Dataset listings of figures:

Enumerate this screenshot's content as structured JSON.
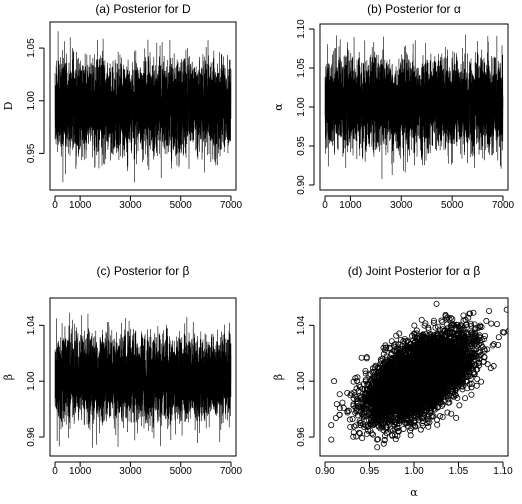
{
  "figure": {
    "background": "#ffffff",
    "ink": "#000000"
  },
  "chart_data": [
    {
      "id": "a",
      "type": "line",
      "title": "(a) Posterior for D",
      "xlabel": "",
      "ylabel": "D",
      "xlim": [
        0,
        7000
      ],
      "ylim": [
        0.92,
        1.07
      ],
      "xticks": [
        0,
        1000,
        3000,
        5000,
        7000
      ],
      "yticks": [
        0.95,
        1.0,
        1.05
      ],
      "ytick_labels": [
        "0.95",
        "1.00",
        "1.05"
      ],
      "series": [
        {
          "kind": "trace",
          "n": 7000,
          "mean": 0.995,
          "sd": 0.02,
          "min": 0.922,
          "max": 1.072
        }
      ],
      "grid": false
    },
    {
      "id": "b",
      "type": "line",
      "title": "(b) Posterior for α",
      "xlabel": "",
      "ylabel": "α",
      "xlim": [
        0,
        7000
      ],
      "ylim": [
        0.9,
        1.1
      ],
      "xticks": [
        0,
        1000,
        3000,
        5000,
        7000
      ],
      "yticks": [
        0.9,
        0.95,
        1.0,
        1.05,
        1.1
      ],
      "ytick_labels": [
        "0.90",
        "0.95",
        "1.00",
        "1.05",
        "1.10"
      ],
      "series": [
        {
          "kind": "trace",
          "n": 7000,
          "mean": 1.005,
          "sd": 0.027,
          "min": 0.907,
          "max": 1.093
        }
      ],
      "grid": false
    },
    {
      "id": "c",
      "type": "line",
      "title": "(c) Posterior for β",
      "xlabel": "",
      "ylabel": "β",
      "xlim": [
        0,
        7000
      ],
      "ylim": [
        0.95,
        1.056
      ],
      "xticks": [
        0,
        1000,
        3000,
        5000,
        7000
      ],
      "yticks": [
        0.96,
        1.0,
        1.04
      ],
      "ytick_labels": [
        "0.96",
        "1.00",
        "1.04"
      ],
      "series": [
        {
          "kind": "trace",
          "n": 7000,
          "mean": 1.002,
          "sd": 0.014,
          "min": 0.952,
          "max": 1.056
        }
      ],
      "grid": false
    },
    {
      "id": "d",
      "type": "scatter",
      "title": "(d) Joint Posterior for α β",
      "xlabel": "α",
      "ylabel": "β",
      "xlim": [
        0.9,
        1.1
      ],
      "ylim": [
        0.95,
        1.056
      ],
      "xticks": [
        0.9,
        0.95,
        1.0,
        1.05,
        1.1
      ],
      "xtick_labels": [
        "0.90",
        "0.95",
        "1.00",
        "1.05",
        "1.10"
      ],
      "yticks": [
        0.96,
        1.0,
        1.04
      ],
      "ytick_labels": [
        "0.96",
        "1.00",
        "1.04"
      ],
      "series": [
        {
          "kind": "points",
          "n": 7000,
          "x_mean": 1.005,
          "x_sd": 0.027,
          "y_mean": 1.002,
          "y_sd": 0.014,
          "correlation": 0.55,
          "marker": "open-circle"
        }
      ],
      "grid": false
    }
  ]
}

#### Short task:
Repeat each record exactly as shown above, dropping all images.

#### Solution to this problem:
Enumerate this screenshot's content as structured JSON.
{
  "figure": {
    "background": "#ffffff",
    "ink": "#000000"
  },
  "chart_data": [
    {
      "id": "a",
      "type": "line",
      "title": "(a) Posterior for D",
      "xlabel": "",
      "ylabel": "D",
      "xlim": [
        0,
        7000
      ],
      "ylim": [
        0.92,
        1.07
      ],
      "xticks": [
        0,
        1000,
        3000,
        5000,
        7000
      ],
      "yticks": [
        0.95,
        1.0,
        1.05
      ],
      "ytick_labels": [
        "0.95",
        "1.00",
        "1.05"
      ],
      "series": [
        {
          "kind": "trace",
          "n": 7000,
          "mean": 0.995,
          "sd": 0.02,
          "min": 0.922,
          "max": 1.072
        }
      ],
      "grid": false
    },
    {
      "id": "b",
      "type": "line",
      "title": "(b) Posterior for α",
      "xlabel": "",
      "ylabel": "α",
      "xlim": [
        0,
        7000
      ],
      "ylim": [
        0.9,
        1.1
      ],
      "xticks": [
        0,
        1000,
        3000,
        5000,
        7000
      ],
      "yticks": [
        0.9,
        0.95,
        1.0,
        1.05,
        1.1
      ],
      "ytick_labels": [
        "0.90",
        "0.95",
        "1.00",
        "1.05",
        "1.10"
      ],
      "series": [
        {
          "kind": "trace",
          "n": 7000,
          "mean": 1.005,
          "sd": 0.027,
          "min": 0.907,
          "max": 1.093
        }
      ],
      "grid": false
    },
    {
      "id": "c",
      "type": "line",
      "title": "(c) Posterior for β",
      "xlabel": "",
      "ylabel": "β",
      "xlim": [
        0,
        7000
      ],
      "ylim": [
        0.95,
        1.056
      ],
      "xticks": [
        0,
        1000,
        3000,
        5000,
        7000
      ],
      "yticks": [
        0.96,
        1.0,
        1.04
      ],
      "ytick_labels": [
        "0.96",
        "1.00",
        "1.04"
      ],
      "series": [
        {
          "kind": "trace",
          "n": 7000,
          "mean": 1.002,
          "sd": 0.014,
          "min": 0.952,
          "max": 1.056
        }
      ],
      "grid": false
    },
    {
      "id": "d",
      "type": "scatter",
      "title": "(d) Joint Posterior for α β",
      "xlabel": "α",
      "ylabel": "β",
      "xlim": [
        0.9,
        1.1
      ],
      "ylim": [
        0.95,
        1.056
      ],
      "xticks": [
        0.9,
        0.95,
        1.0,
        1.05,
        1.1
      ],
      "xtick_labels": [
        "0.90",
        "0.95",
        "1.00",
        "1.05",
        "1.10"
      ],
      "yticks": [
        0.96,
        1.0,
        1.04
      ],
      "ytick_labels": [
        "0.96",
        "1.00",
        "1.04"
      ],
      "series": [
        {
          "kind": "points",
          "n": 7000,
          "x_mean": 1.005,
          "x_sd": 0.027,
          "y_mean": 1.002,
          "y_sd": 0.014,
          "correlation": 0.55,
          "marker": "open-circle"
        }
      ],
      "grid": false
    }
  ]
}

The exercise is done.